-- START --

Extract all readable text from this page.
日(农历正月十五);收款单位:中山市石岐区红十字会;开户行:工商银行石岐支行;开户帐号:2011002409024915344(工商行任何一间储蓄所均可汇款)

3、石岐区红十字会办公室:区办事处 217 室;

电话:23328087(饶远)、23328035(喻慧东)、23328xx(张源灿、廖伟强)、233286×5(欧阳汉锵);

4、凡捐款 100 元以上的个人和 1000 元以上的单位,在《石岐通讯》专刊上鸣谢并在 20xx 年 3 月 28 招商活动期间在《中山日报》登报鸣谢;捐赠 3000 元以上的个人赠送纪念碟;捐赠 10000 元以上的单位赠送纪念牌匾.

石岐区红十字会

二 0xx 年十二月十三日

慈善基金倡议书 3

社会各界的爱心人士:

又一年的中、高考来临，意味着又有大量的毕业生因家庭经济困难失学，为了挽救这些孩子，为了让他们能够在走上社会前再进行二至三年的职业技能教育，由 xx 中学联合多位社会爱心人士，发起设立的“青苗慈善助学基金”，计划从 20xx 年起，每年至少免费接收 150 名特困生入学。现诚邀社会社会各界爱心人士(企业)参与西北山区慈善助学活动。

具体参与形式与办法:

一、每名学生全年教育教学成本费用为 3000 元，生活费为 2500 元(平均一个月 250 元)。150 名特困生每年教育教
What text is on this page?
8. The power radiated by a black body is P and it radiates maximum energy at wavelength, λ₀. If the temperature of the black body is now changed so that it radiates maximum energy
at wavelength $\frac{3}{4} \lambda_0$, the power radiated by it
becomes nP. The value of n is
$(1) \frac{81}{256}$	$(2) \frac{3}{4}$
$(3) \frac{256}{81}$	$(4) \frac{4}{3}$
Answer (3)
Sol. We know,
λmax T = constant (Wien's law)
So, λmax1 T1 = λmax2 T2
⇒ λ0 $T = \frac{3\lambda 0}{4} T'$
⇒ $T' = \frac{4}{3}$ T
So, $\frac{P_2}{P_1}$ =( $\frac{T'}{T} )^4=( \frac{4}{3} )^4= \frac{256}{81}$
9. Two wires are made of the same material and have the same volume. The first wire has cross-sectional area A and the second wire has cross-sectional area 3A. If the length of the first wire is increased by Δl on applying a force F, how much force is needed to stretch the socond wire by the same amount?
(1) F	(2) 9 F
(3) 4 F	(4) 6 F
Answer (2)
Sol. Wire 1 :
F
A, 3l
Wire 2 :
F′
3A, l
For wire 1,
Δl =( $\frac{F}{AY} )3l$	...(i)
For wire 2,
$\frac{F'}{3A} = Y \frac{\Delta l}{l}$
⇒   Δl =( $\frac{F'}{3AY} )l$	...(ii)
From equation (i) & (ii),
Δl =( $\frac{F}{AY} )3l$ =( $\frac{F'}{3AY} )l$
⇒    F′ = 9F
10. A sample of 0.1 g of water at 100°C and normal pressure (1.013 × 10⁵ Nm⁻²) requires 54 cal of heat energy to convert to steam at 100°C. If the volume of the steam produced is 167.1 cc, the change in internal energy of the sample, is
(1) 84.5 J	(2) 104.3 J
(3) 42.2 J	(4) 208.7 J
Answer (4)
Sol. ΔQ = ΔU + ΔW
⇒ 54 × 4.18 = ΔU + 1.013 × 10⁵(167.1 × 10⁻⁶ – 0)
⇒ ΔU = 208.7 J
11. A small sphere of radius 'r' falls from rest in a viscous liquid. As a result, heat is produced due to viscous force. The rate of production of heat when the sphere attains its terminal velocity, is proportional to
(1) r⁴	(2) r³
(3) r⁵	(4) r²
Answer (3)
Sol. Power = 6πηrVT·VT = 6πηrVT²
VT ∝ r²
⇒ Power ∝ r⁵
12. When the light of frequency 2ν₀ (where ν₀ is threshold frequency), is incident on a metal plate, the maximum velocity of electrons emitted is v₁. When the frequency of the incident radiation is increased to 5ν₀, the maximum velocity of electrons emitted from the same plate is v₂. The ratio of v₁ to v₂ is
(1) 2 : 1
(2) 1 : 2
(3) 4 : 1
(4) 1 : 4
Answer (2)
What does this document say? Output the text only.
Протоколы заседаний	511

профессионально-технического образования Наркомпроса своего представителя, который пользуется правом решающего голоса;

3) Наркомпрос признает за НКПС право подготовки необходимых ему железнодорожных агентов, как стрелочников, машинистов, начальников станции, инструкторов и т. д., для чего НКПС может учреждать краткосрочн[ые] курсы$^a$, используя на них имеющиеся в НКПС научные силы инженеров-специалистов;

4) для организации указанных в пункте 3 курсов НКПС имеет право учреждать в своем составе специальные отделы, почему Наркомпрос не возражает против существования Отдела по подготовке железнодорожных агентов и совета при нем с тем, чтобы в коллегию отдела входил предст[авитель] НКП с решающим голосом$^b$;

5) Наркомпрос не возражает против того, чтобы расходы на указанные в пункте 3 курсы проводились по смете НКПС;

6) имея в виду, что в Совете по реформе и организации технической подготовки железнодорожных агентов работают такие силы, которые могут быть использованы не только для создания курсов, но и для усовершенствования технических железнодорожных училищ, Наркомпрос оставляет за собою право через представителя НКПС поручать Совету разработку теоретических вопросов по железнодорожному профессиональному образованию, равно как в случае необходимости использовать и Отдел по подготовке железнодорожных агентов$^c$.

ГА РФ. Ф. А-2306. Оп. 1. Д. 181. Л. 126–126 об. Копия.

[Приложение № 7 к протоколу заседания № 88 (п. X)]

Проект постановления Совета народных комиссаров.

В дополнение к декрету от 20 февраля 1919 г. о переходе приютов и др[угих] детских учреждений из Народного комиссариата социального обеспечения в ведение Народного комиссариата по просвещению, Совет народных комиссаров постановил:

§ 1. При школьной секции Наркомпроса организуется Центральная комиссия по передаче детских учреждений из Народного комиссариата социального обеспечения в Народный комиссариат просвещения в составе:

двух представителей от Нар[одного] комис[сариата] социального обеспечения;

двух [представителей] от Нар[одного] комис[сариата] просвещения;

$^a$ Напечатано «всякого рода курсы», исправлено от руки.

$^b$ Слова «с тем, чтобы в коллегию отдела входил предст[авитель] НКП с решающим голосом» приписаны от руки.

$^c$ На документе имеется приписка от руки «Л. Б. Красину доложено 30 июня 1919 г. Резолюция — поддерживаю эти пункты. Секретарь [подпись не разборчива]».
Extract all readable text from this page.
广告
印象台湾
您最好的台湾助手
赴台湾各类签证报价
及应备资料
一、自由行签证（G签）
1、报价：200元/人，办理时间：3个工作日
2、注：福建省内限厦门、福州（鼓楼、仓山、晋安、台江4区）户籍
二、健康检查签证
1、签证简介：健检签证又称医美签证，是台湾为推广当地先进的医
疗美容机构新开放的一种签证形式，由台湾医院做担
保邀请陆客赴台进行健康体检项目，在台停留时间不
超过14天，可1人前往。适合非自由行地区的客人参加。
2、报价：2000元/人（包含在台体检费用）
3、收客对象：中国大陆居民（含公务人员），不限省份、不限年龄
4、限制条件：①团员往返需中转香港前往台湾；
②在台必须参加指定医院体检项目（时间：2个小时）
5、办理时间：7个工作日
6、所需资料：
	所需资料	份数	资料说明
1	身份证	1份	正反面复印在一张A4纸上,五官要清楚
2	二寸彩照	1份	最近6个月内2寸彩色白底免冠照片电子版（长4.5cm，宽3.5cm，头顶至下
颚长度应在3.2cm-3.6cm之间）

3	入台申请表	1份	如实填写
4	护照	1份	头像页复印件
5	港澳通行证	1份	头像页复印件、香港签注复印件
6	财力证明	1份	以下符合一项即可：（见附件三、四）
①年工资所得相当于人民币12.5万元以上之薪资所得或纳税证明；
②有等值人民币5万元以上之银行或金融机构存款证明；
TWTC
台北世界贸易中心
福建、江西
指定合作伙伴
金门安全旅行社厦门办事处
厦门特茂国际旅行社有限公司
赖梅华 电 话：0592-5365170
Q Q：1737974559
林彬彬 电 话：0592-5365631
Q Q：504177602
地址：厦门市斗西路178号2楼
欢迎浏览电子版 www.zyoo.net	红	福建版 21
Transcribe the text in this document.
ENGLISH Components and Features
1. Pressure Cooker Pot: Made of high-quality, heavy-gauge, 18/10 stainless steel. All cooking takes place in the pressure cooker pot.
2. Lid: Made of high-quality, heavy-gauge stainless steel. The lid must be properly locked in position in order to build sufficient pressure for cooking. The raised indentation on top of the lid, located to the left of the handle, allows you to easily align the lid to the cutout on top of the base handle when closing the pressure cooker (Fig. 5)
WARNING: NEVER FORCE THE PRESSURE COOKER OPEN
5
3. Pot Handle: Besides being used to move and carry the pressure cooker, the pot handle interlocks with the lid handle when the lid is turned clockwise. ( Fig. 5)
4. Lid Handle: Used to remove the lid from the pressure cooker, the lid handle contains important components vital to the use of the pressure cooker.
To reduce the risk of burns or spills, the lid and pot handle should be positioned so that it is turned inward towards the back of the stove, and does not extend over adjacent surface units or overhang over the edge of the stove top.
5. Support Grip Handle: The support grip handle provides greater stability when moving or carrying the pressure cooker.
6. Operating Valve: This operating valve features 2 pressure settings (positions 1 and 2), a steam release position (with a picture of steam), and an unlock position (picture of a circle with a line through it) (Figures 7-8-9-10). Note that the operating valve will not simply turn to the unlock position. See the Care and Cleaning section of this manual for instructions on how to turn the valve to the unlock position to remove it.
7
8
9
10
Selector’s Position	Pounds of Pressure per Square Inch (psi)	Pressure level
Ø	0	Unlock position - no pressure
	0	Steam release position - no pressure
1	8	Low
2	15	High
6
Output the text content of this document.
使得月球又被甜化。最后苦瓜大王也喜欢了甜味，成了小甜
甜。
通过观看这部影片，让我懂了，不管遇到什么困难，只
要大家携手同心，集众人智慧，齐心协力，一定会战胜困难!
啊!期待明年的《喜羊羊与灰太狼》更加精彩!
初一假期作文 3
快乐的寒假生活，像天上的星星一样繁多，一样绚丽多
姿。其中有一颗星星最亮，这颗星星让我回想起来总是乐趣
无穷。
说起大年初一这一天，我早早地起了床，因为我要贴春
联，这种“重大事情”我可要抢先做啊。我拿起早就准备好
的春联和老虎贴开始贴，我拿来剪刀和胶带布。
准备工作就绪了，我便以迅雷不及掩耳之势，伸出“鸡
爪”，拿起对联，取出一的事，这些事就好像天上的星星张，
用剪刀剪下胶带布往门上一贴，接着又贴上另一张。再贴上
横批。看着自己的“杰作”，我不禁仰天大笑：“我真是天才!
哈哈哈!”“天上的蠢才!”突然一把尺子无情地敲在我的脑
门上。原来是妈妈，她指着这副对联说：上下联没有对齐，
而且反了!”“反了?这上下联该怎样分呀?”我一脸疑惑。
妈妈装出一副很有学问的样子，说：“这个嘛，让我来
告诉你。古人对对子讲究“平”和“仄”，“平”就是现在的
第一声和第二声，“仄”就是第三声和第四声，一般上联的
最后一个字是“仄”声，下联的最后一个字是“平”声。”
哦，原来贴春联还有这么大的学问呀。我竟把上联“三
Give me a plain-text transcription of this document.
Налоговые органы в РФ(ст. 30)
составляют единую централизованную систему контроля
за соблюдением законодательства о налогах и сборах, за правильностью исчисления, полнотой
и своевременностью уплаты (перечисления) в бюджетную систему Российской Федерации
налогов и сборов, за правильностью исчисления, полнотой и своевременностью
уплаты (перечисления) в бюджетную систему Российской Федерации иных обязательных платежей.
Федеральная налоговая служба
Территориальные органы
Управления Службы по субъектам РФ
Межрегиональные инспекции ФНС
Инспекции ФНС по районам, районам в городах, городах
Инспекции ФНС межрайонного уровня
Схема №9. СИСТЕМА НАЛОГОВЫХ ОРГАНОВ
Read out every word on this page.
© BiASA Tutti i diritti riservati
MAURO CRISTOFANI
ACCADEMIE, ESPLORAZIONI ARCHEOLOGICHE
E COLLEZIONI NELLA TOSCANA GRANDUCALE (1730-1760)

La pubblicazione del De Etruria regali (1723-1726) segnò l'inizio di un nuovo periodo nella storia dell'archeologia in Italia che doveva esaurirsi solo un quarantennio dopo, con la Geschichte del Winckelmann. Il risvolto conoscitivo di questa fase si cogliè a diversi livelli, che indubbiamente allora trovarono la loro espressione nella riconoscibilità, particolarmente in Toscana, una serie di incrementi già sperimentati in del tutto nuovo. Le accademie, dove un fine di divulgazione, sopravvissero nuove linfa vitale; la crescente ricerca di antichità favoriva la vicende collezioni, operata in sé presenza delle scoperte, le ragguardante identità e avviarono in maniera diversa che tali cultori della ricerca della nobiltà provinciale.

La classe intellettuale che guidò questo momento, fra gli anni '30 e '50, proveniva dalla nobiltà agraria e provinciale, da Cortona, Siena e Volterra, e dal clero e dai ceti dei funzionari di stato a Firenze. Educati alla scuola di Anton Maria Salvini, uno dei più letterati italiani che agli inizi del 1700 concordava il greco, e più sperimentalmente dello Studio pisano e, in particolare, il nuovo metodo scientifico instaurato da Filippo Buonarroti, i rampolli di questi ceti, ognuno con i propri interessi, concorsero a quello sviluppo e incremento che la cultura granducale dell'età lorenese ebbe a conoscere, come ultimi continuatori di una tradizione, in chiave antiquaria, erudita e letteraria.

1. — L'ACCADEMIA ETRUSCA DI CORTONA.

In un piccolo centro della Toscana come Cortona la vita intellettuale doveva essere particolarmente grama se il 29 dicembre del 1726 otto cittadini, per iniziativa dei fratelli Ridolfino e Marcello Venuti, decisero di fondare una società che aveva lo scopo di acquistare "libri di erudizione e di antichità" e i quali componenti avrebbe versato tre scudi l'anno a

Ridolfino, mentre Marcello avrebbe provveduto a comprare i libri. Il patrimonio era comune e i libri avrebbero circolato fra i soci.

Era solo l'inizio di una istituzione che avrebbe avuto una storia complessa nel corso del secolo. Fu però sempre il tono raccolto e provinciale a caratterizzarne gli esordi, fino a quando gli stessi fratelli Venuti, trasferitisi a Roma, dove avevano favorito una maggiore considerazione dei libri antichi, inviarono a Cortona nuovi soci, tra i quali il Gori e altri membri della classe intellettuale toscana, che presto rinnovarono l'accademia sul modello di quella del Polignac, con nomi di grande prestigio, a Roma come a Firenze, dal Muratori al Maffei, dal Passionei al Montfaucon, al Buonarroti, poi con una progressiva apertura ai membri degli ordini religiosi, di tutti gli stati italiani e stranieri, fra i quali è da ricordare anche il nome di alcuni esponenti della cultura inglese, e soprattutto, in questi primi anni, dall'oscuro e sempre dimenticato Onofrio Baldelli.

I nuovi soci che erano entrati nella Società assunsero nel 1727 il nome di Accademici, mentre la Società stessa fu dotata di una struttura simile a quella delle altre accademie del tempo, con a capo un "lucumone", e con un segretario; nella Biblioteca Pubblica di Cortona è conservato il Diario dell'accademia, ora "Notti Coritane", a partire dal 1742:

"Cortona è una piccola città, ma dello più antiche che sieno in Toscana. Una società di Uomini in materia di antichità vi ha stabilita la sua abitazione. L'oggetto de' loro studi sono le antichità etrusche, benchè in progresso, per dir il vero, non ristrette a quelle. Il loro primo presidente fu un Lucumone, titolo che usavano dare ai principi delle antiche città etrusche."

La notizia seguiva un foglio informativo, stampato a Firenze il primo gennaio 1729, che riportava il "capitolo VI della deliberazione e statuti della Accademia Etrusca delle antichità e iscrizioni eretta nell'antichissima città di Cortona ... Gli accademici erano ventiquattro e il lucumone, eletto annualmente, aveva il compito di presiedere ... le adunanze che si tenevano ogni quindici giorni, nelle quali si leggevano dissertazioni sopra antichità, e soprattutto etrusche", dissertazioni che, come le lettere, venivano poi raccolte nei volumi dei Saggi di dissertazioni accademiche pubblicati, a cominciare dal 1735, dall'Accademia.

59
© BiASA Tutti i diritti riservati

-- END --

Short exercise: For the entries shown above, give the number of lines that include the word "бюджетную", without any other text.

The answer: 2